-- START --
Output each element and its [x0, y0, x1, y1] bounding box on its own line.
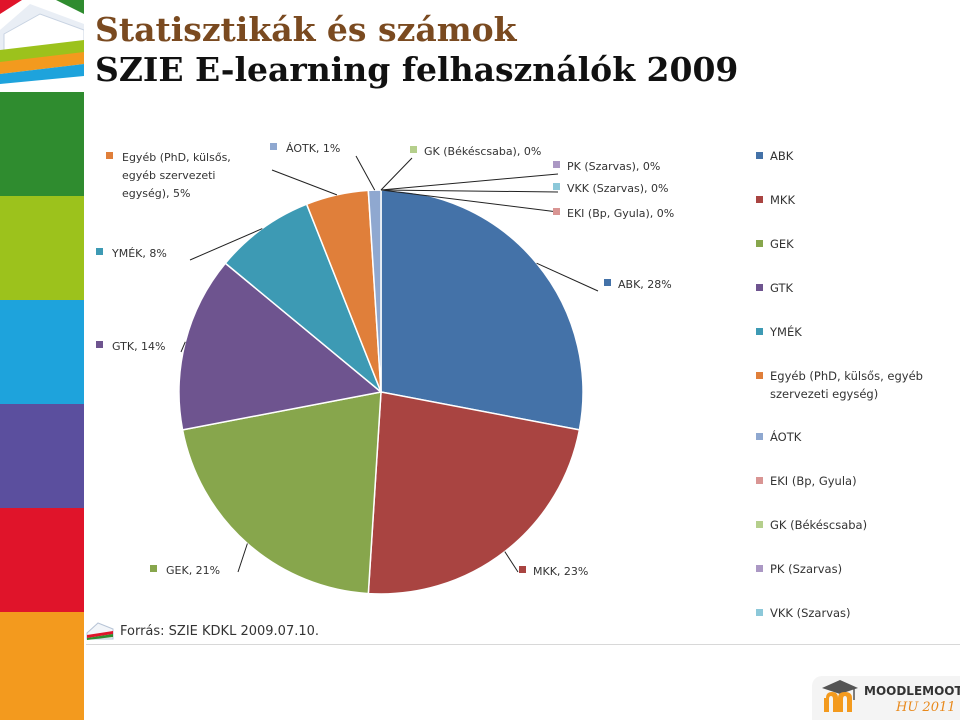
- source-text: Forrás: SZIE KDKL 2009.07.10.: [120, 623, 320, 639]
- legend-key-marker: [96, 248, 103, 255]
- sidebar-stripe: [0, 612, 84, 720]
- data-label: PK (Szarvas), 0%: [567, 160, 660, 173]
- leader-line: [355, 155, 376, 191]
- leader-line: [380, 173, 559, 191]
- legend-swatch: [756, 196, 763, 203]
- leader-line: [380, 189, 559, 193]
- leader-line: [536, 262, 599, 292]
- source-note: Forrás: SZIE KDKL 2009.07.10.: [86, 618, 319, 644]
- legend-key-marker: [270, 143, 277, 150]
- moodlemoot-badge: MOODLEMOOT HU 2011: [812, 676, 960, 720]
- legend-key-marker: [106, 152, 113, 159]
- legend-swatch: [756, 284, 763, 291]
- data-label: ÁOTK, 1%: [286, 142, 340, 155]
- data-label: EKI (Bp, Gyula), 0%: [567, 207, 674, 220]
- sidebar-stripe: [0, 196, 84, 300]
- leader-line: [380, 157, 413, 191]
- legend-key-marker: [150, 565, 157, 572]
- legend-entry: GTK: [770, 281, 794, 295]
- legend-swatch: [756, 477, 763, 484]
- leader-line: [271, 169, 338, 196]
- sidebar-stripe: [0, 508, 84, 612]
- legend-swatch: [756, 152, 763, 159]
- legend-swatch: [756, 328, 763, 335]
- sidebar-stripe: [0, 404, 84, 508]
- slide-title: Statisztikák és számok: [95, 10, 517, 49]
- legend-entry: MKK: [770, 193, 795, 207]
- pie-slice: [178, 262, 383, 431]
- leader-line: [504, 551, 519, 573]
- legend-entry: ABK: [770, 149, 794, 163]
- legend-key-marker: [519, 566, 526, 573]
- legend-key-marker: [553, 183, 560, 190]
- moodlemoot-sub: HU 2011: [896, 700, 956, 715]
- legend-swatch: [756, 565, 763, 572]
- legend-swatch: [756, 609, 763, 616]
- legend-entry: szervezeti egység): [770, 387, 878, 401]
- moodle-graduation-cap-icon: [822, 680, 858, 712]
- leader-line: [380, 189, 559, 213]
- legend-key-marker: [553, 161, 560, 168]
- leader-line: [237, 543, 248, 573]
- moodlemoot-brand: MOODLEMOOT: [864, 684, 960, 698]
- legend-entry: YMÉK: [769, 324, 802, 339]
- pie-slice: [181, 391, 382, 595]
- pie-slice: [380, 189, 584, 431]
- data-label: VKK (Szarvas), 0%: [567, 182, 668, 195]
- legend-entry: Egyéb (PhD, külsős, egyéb: [770, 369, 923, 383]
- book-logo-icon: [0, 0, 84, 92]
- legend-swatch: [756, 521, 763, 528]
- data-label: GEK, 21%: [166, 564, 220, 577]
- data-label: egyéb szervezeti: [122, 169, 216, 182]
- legend-entry: ÁOTK: [770, 429, 802, 444]
- data-label: GTK, 14%: [112, 340, 166, 353]
- data-label: YMÉK, 8%: [111, 247, 167, 260]
- legend-swatch: [756, 433, 763, 440]
- legend-entry: GEK: [770, 237, 794, 251]
- chart-divider: [86, 644, 960, 645]
- legend-key-marker: [553, 208, 560, 215]
- legend-swatch: [756, 240, 763, 247]
- sidebar-stripe: [0, 300, 84, 404]
- legend-entry: EKI (Bp, Gyula): [770, 474, 857, 488]
- sidebar-stripe: [0, 92, 84, 196]
- book-icon: [86, 622, 114, 640]
- leader-line: [180, 341, 186, 353]
- slide-subtitle: SZIE E-learning felhasználók 2009: [95, 50, 739, 89]
- data-label: GK (Békéscsaba), 0%: [424, 145, 541, 158]
- data-label: MKK, 23%: [533, 565, 588, 578]
- data-label: egység), 5%: [122, 187, 190, 200]
- title-block: Statisztikák és számok SZIE E-learning f…: [95, 10, 738, 90]
- legend-key-marker: [96, 341, 103, 348]
- pie-chart: ABK, 28% MKK, 23% GEK, 21% GTK, 14% YMÉK, 8%…: [96, 142, 923, 620]
- leader-line: [189, 228, 263, 261]
- legend-entry: PK (Szarvas): [770, 562, 842, 576]
- pie-chart-area: ABK, 28% MKK, 23% GEK, 21% GTK, 14% YMÉK, 8%…: [86, 124, 960, 650]
- legend-entry: VKK (Szarvas): [770, 606, 851, 620]
- legend-key-marker: [410, 146, 417, 153]
- data-label: Egyéb (PhD, külsős,: [122, 151, 231, 164]
- legend-key-marker: [604, 279, 611, 286]
- data-label: ABK, 28%: [618, 278, 672, 291]
- pie-slice: [367, 391, 581, 595]
- legend-swatch: [756, 372, 763, 379]
- legend-entry: GK (Békéscsaba): [770, 518, 867, 532]
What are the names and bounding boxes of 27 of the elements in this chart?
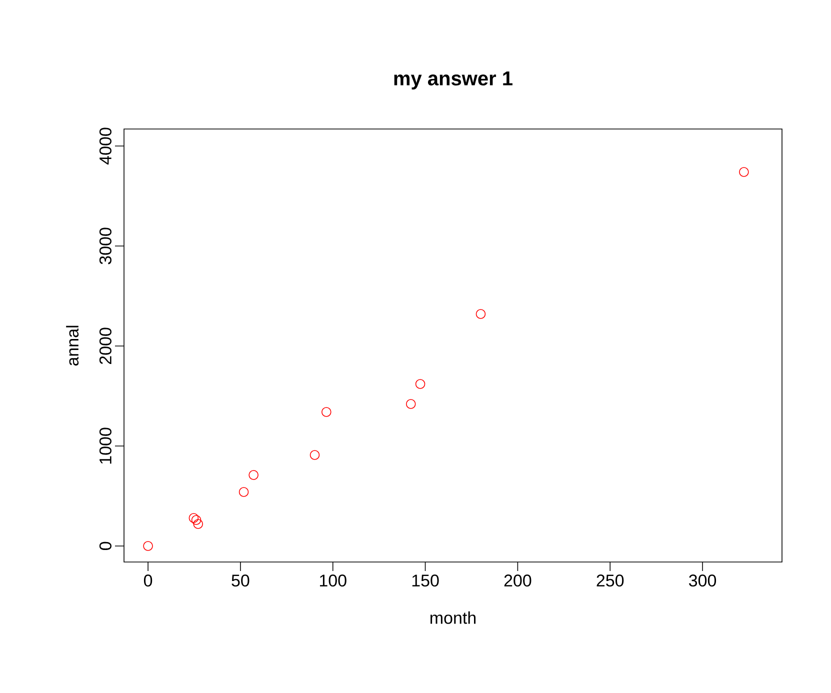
point <box>739 167 749 177</box>
y-tick-label: 4000 <box>99 128 112 165</box>
y-tick-label: 0 <box>99 542 112 550</box>
x-tick-label: 250 <box>596 574 624 587</box>
chart-title: my answer 1 <box>394 72 512 90</box>
point <box>321 407 332 417</box>
point <box>310 450 320 460</box>
point <box>143 541 153 551</box>
x-tick-label: 0 <box>144 574 152 587</box>
point <box>238 487 249 497</box>
y-tick-label: 3000 <box>99 228 112 264</box>
y-axis-title: annal <box>66 326 79 366</box>
x-tick-label: 150 <box>412 574 439 587</box>
point <box>188 513 199 523</box>
point <box>193 519 204 529</box>
point <box>248 470 258 480</box>
x-axis-title: month <box>430 611 476 624</box>
point <box>191 515 202 525</box>
x-tick-label: 50 <box>232 574 250 587</box>
x-tick-label: 200 <box>504 574 532 587</box>
point <box>406 399 416 409</box>
x-tick-label: 300 <box>688 574 716 587</box>
y-tick-label: 1000 <box>99 428 112 464</box>
x-tick-label: 100 <box>320 574 346 587</box>
point <box>476 309 486 319</box>
point <box>415 379 426 389</box>
y-tick-label: 2000 <box>99 328 112 364</box>
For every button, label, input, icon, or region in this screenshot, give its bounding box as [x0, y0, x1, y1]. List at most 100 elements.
-- END --
**AIM OF THE TASK**.
Reproduce every item above word for word, line by line, leaving out the pictures.

**PROBLEM SOLUTION**.
Output each element and its [x0, y0, x1, y1] bounding box on its own line.
- source-text: Forrás: SZIE KDKL 2009.07.10.: [120, 623, 320, 639]
- legend-key-marker: [96, 248, 103, 255]
- sidebar-stripe: [0, 612, 84, 720]
- data-label: PK (Szarvas), 0%: [567, 160, 660, 173]
- leader-line: [355, 155, 376, 191]
- leader-line: [380, 173, 559, 191]
- legend-swatch: [756, 196, 763, 203]
- leader-line: [380, 189, 559, 193]
- leader-line: [536, 262, 599, 292]
- source-note: Forrás: SZIE KDKL 2009.07.10.: [86, 618, 319, 644]
- legend-key-marker: [270, 143, 277, 150]
- moodlemoot-badge: MOODLEMOOT HU 2011: [812, 676, 960, 720]
- legend-key-marker: [106, 152, 113, 159]
- legend-swatch: [756, 284, 763, 291]
- data-label: ÁOTK, 1%: [286, 142, 340, 155]
- data-label: EKI (Bp, Gyula), 0%: [567, 207, 674, 220]
- sidebar-stripe: [0, 196, 84, 300]
- leader-line: [380, 157, 413, 191]
- legend-key-marker: [150, 565, 157, 572]
- legend-entry: GTK: [770, 281, 794, 295]
- legend-swatch: [756, 477, 763, 484]
- leader-line: [271, 169, 338, 196]
- sidebar-stripe: [0, 508, 84, 612]
- legend-swatch: [756, 152, 763, 159]
- legend-swatch: [756, 328, 763, 335]
- sidebar-stripe: [0, 404, 84, 508]
- slide-title: Statisztikák és számok: [95, 10, 517, 49]
- legend-entry: MKK: [770, 193, 795, 207]
- pie-slice: [178, 262, 383, 431]
- leader-line: [504, 551, 519, 573]
- legend-entry: ABK: [770, 149, 794, 163]
- legend-key-marker: [519, 566, 526, 573]
- legend-key-marker: [553, 183, 560, 190]
- moodlemoot-sub: HU 2011: [896, 700, 956, 715]
- legend-swatch: [756, 565, 763, 572]
- legend-swatch: [756, 609, 763, 616]
- legend-entry: szervezeti egység): [770, 387, 878, 401]
- moodle-graduation-cap-icon: [822, 680, 858, 712]
- leader-line: [380, 189, 559, 213]
- legend-key-marker: [553, 161, 560, 168]
- leader-line: [237, 543, 248, 573]
- moodlemoot-brand: MOODLEMOOT: [864, 684, 960, 698]
- legend-entry: YMÉK: [769, 324, 802, 339]
- pie-slice: [181, 391, 382, 595]
- pie-slice: [380, 189, 584, 431]
- data-label: VKK (Szarvas), 0%: [567, 182, 668, 195]
- legend-entry: Egyéb (PhD, külsős, egyéb: [770, 369, 923, 383]
- book-logo-icon: [0, 0, 84, 92]
- legend-swatch: [756, 521, 763, 528]
- data-label: GEK, 21%: [166, 564, 220, 577]
- data-label: egyéb szervezeti: [122, 169, 216, 182]
- legend-entry: ÁOTK: [770, 429, 802, 444]
- data-label: GTK, 14%: [112, 340, 166, 353]
- data-label: YMÉK, 8%: [111, 247, 167, 260]
- legend-swatch: [756, 433, 763, 440]
- legend-entry: GEK: [770, 237, 794, 251]
- chart-divider: [86, 644, 960, 645]
- legend-key-marker: [553, 208, 560, 215]
- legend-swatch: [756, 240, 763, 247]
- sidebar-stripe: [0, 300, 84, 404]
- legend-entry: EKI (Bp, Gyula): [770, 474, 857, 488]
- sidebar-stripe: [0, 92, 84, 196]
- book-icon: [86, 622, 114, 640]
- leader-line: [180, 341, 186, 353]
- slide-subtitle: SZIE E-learning felhasználók 2009: [95, 50, 739, 89]
- data-label: GK (Békéscsaba), 0%: [424, 145, 541, 158]
- data-label: MKK, 23%: [533, 565, 588, 578]
- data-label: egység), 5%: [122, 187, 190, 200]
- title-block: Statisztikák és számok SZIE E-learning f…: [95, 10, 738, 90]
- legend-key-marker: [96, 341, 103, 348]
- pie-chart: ABK, 28% MKK, 23% GEK, 21% GTK, 14% YMÉK, 8%…: [96, 142, 923, 620]
- leader-line: [189, 228, 263, 261]
- legend-entry: PK (Szarvas): [770, 562, 842, 576]
- pie-chart-area: ABK, 28% MKK, 23% GEK, 21% GTK, 14% YMÉK, 8%…: [86, 124, 960, 650]
- legend-entry: VKK (Szarvas): [770, 606, 851, 620]
- legend-key-marker: [410, 146, 417, 153]
- data-label: Egyéb (PhD, külsős,: [122, 151, 231, 164]
- legend-key-marker: [604, 279, 611, 286]
- data-label: ABK, 28%: [618, 278, 672, 291]
- pie-slice: [367, 391, 581, 595]
- legend-swatch: [756, 372, 763, 379]
- legend-entry: GK (Békéscsaba): [770, 518, 867, 532]
What are the names and bounding boxes of 27 of the elements in this chart?
point <box>739 167 749 177</box>
y-tick-label: 4000 <box>99 128 112 165</box>
y-tick-label: 0 <box>99 542 112 550</box>
x-tick-label: 250 <box>596 574 624 587</box>
chart-title: my answer 1 <box>394 72 512 90</box>
point <box>321 407 332 417</box>
point <box>310 450 320 460</box>
point <box>143 541 153 551</box>
x-tick-label: 0 <box>144 574 152 587</box>
point <box>238 487 249 497</box>
y-tick-label: 3000 <box>99 228 112 264</box>
y-axis-title: annal <box>66 326 79 366</box>
x-tick-label: 150 <box>412 574 439 587</box>
point <box>188 513 199 523</box>
point <box>193 519 204 529</box>
point <box>248 470 258 480</box>
x-axis-title: month <box>430 611 476 624</box>
point <box>191 515 202 525</box>
x-tick-label: 50 <box>232 574 250 587</box>
x-tick-label: 200 <box>504 574 532 587</box>
point <box>406 399 416 409</box>
x-tick-label: 300 <box>688 574 716 587</box>
y-tick-label: 1000 <box>99 428 112 464</box>
x-tick-label: 100 <box>320 574 346 587</box>
point <box>476 309 486 319</box>
point <box>415 379 426 389</box>
y-tick-label: 2000 <box>99 328 112 364</box>
For every button, label, input, icon, or region in this screenshot, give its bounding box as [x0, y0, x1, y1]. List at most 100 elements.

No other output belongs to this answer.